Filter the records below for the word "kind". Copy each line that holds it.

[begin AVAILABLE RECORDS]

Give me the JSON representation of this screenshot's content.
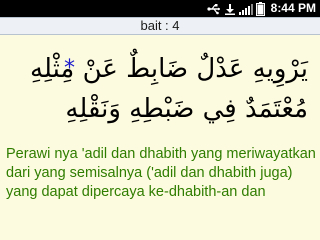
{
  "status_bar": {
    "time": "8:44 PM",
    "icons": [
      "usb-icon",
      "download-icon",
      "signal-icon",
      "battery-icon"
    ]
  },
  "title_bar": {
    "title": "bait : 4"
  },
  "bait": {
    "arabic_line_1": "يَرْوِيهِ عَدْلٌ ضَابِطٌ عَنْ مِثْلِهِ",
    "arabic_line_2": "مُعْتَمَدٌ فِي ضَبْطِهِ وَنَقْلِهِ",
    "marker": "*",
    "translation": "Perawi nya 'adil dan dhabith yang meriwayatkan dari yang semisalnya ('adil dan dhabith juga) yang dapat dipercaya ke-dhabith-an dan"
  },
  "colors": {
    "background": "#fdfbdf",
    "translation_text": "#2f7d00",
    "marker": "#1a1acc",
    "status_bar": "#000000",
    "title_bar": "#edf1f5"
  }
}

[end AVAILABLE RECORDS]
[begin AVAILABLE RECORDS]

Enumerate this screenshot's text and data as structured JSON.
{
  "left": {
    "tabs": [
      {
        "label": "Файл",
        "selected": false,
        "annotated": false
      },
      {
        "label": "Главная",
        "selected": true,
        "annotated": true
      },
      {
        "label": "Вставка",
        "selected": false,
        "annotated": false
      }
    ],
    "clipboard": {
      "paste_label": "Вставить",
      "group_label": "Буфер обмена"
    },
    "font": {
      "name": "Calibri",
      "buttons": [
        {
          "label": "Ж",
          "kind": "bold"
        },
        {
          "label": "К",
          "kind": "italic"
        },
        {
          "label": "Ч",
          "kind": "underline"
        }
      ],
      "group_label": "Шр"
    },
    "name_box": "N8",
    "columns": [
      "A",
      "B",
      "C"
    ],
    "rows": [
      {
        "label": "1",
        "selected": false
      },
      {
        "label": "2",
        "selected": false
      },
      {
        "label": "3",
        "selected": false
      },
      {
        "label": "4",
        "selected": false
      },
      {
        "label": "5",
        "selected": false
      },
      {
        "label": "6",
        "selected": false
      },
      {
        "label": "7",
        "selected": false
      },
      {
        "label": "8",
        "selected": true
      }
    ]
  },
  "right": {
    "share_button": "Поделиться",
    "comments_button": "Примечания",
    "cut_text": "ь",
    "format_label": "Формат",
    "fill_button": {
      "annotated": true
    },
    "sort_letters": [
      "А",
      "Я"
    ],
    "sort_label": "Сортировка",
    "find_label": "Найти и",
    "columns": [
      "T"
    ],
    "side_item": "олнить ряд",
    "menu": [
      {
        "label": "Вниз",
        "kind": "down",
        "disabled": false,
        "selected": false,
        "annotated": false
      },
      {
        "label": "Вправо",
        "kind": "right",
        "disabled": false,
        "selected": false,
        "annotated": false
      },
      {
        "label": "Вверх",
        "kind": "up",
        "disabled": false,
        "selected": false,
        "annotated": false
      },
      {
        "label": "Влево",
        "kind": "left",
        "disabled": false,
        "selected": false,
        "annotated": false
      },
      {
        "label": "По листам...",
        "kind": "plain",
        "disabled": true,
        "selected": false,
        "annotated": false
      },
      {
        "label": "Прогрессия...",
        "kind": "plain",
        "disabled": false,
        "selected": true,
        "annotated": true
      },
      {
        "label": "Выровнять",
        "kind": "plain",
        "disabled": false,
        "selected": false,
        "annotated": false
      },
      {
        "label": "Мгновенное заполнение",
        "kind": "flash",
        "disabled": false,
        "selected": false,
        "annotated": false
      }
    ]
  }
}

[end AVAILABLE RECORDS]
[begin AVAILABLE RECORDS]

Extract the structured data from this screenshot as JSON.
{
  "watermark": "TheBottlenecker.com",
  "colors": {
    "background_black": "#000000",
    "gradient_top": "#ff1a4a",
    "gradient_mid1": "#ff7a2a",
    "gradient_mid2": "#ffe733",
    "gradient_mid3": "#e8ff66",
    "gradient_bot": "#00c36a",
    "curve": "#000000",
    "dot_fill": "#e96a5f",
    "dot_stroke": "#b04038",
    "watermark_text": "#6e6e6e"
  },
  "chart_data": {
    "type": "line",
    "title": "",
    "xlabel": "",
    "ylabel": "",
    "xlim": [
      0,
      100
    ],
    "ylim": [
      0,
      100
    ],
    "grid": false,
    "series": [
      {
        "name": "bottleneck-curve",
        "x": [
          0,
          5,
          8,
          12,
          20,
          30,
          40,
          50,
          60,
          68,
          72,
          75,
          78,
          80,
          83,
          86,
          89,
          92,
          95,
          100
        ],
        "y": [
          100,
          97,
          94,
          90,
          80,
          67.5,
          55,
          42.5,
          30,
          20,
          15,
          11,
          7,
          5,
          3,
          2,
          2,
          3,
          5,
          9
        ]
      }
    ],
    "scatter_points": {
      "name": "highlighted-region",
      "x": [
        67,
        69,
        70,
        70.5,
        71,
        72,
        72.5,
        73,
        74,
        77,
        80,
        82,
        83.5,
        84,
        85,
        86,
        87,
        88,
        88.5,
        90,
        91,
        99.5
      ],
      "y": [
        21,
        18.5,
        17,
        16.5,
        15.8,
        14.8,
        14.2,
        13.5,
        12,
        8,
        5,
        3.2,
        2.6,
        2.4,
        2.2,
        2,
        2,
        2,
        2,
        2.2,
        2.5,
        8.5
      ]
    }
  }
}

[end AVAILABLE RECORDS]

◆ FINAL RESULT ◆
          "kind": "bold"
          "kind": "italic"
          "kind": "underline"
        "kind": "down",
        "kind": "right",
        "kind": "up",
        "kind": "left",
        "kind": "plain",
        "kind": "plain",
        "kind": "plain",
        "kind": "flash",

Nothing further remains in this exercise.